TASK DIRECTIONS
Extract every line of the material below verbatim, leaving out the picture.
----- TASK INPUT
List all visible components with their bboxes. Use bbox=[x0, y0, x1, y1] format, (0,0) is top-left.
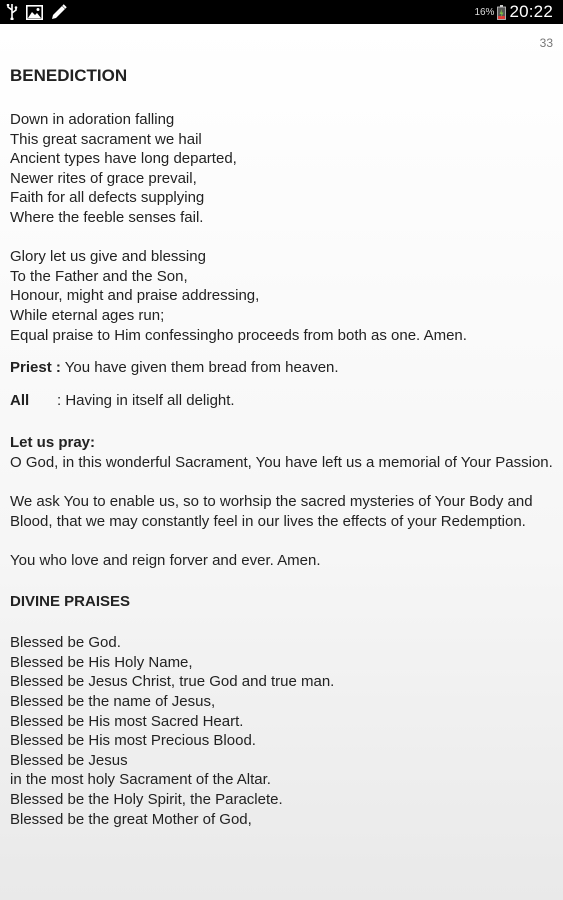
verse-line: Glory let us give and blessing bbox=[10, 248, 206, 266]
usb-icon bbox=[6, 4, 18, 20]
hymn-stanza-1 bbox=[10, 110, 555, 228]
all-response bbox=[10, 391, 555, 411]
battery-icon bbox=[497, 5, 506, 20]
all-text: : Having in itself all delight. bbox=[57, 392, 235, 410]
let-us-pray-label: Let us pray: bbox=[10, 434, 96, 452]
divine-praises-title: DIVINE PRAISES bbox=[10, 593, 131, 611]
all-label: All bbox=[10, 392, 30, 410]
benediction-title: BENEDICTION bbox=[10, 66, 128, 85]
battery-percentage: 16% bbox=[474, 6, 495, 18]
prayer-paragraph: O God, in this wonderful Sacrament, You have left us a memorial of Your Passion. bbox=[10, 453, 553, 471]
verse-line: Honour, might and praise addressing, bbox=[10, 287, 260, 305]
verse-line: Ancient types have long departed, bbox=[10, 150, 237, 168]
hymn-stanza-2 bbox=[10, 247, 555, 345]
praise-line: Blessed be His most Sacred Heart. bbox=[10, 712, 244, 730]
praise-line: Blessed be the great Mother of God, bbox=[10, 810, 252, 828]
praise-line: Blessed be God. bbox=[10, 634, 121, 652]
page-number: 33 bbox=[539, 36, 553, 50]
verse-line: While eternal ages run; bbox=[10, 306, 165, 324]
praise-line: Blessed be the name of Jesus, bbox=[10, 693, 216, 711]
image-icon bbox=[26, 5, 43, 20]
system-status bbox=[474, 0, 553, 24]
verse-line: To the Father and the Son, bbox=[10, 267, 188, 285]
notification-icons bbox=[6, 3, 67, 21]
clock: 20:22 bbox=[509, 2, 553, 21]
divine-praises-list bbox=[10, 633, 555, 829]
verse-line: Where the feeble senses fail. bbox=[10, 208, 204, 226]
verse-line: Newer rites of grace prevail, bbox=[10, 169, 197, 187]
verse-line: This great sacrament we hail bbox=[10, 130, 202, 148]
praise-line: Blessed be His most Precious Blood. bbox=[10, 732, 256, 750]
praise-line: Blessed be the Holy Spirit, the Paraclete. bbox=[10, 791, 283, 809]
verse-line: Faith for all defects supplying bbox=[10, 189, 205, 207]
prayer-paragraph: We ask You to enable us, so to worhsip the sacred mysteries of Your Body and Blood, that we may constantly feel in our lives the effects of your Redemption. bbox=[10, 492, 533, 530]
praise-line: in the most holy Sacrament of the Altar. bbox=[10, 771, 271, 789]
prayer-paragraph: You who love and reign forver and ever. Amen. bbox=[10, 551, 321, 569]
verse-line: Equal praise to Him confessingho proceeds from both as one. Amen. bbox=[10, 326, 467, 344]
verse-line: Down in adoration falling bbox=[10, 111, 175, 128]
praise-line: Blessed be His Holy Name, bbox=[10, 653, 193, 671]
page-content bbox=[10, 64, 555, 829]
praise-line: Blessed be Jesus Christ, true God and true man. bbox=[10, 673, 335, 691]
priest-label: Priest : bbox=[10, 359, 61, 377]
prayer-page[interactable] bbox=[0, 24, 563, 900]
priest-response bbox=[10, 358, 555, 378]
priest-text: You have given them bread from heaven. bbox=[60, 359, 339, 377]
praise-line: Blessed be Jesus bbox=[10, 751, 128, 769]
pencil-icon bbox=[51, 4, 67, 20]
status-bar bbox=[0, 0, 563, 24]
----------
EXPECTED ANSWER
List all visible components with their bboxes. Use bbox=[x0, y0, x1, y1] format, (0,0) is top-left.
verse-line: Glory let us give and blessing bbox=[10, 248, 206, 266]
usb-icon bbox=[6, 4, 18, 20]
hymn-stanza-1 bbox=[10, 110, 555, 228]
all-response bbox=[10, 391, 555, 411]
battery-icon bbox=[497, 5, 506, 20]
all-text: : Having in itself all delight. bbox=[57, 392, 235, 410]
let-us-pray-label: Let us pray: bbox=[10, 434, 96, 452]
divine-praises-title: DIVINE PRAISES bbox=[10, 593, 131, 611]
all-label: All bbox=[10, 392, 30, 410]
benediction-title: BENEDICTION bbox=[10, 66, 128, 85]
battery-percentage: 16% bbox=[474, 6, 495, 18]
prayer-paragraph: O God, in this wonderful Sacrament, You have left us a memorial of Your Passion. bbox=[10, 453, 553, 471]
verse-line: Honour, might and praise addressing, bbox=[10, 287, 260, 305]
verse-line: Ancient types have long departed, bbox=[10, 150, 237, 168]
hymn-stanza-2 bbox=[10, 247, 555, 345]
praise-line: Blessed be His most Sacred Heart. bbox=[10, 712, 244, 730]
praise-line: Blessed be the great Mother of God, bbox=[10, 810, 252, 828]
praise-line: Blessed be God. bbox=[10, 634, 121, 652]
page-number: 33 bbox=[539, 36, 553, 50]
verse-line: While eternal ages run; bbox=[10, 306, 165, 324]
praise-line: Blessed be the name of Jesus, bbox=[10, 693, 216, 711]
image-icon bbox=[26, 5, 43, 20]
system-status bbox=[474, 0, 553, 24]
verse-line: To the Father and the Son, bbox=[10, 267, 188, 285]
notification-icons bbox=[6, 3, 67, 21]
clock: 20:22 bbox=[509, 2, 553, 21]
divine-praises-list bbox=[10, 633, 555, 829]
verse-line: Where the feeble senses fail. bbox=[10, 208, 204, 226]
verse-line: Newer rites of grace prevail, bbox=[10, 169, 197, 187]
verse-line: This great sacrament we hail bbox=[10, 130, 202, 148]
praise-line: Blessed be His most Precious Blood. bbox=[10, 732, 256, 750]
praise-line: Blessed be the Holy Spirit, the Paraclete. bbox=[10, 791, 283, 809]
verse-line: Faith for all defects supplying bbox=[10, 189, 205, 207]
prayer-paragraph: We ask You to enable us, so to worhsip the sacred mysteries of Your Body and Blood, that we may constantly feel in our lives the effects of your Redemption. bbox=[10, 492, 533, 530]
praise-line: in the most holy Sacrament of the Altar. bbox=[10, 771, 271, 789]
prayer-paragraph: You who love and reign forver and ever. Amen. bbox=[10, 551, 321, 569]
verse-line: Equal praise to Him confessingho proceeds from both as one. Amen. bbox=[10, 326, 467, 344]
verse-line: Down in adoration falling bbox=[10, 111, 175, 128]
praise-line: Blessed be His Holy Name, bbox=[10, 653, 193, 671]
page-content bbox=[10, 64, 555, 829]
praise-line: Blessed be Jesus Christ, true God and true man. bbox=[10, 673, 335, 691]
priest-label: Priest : bbox=[10, 359, 61, 377]
prayer-page[interactable] bbox=[0, 24, 563, 900]
priest-response bbox=[10, 358, 555, 378]
priest-text: You have given them bread from heaven. bbox=[60, 359, 339, 377]
praise-line: Blessed be Jesus bbox=[10, 751, 128, 769]
pencil-icon bbox=[51, 4, 67, 20]
status-bar bbox=[0, 0, 563, 24]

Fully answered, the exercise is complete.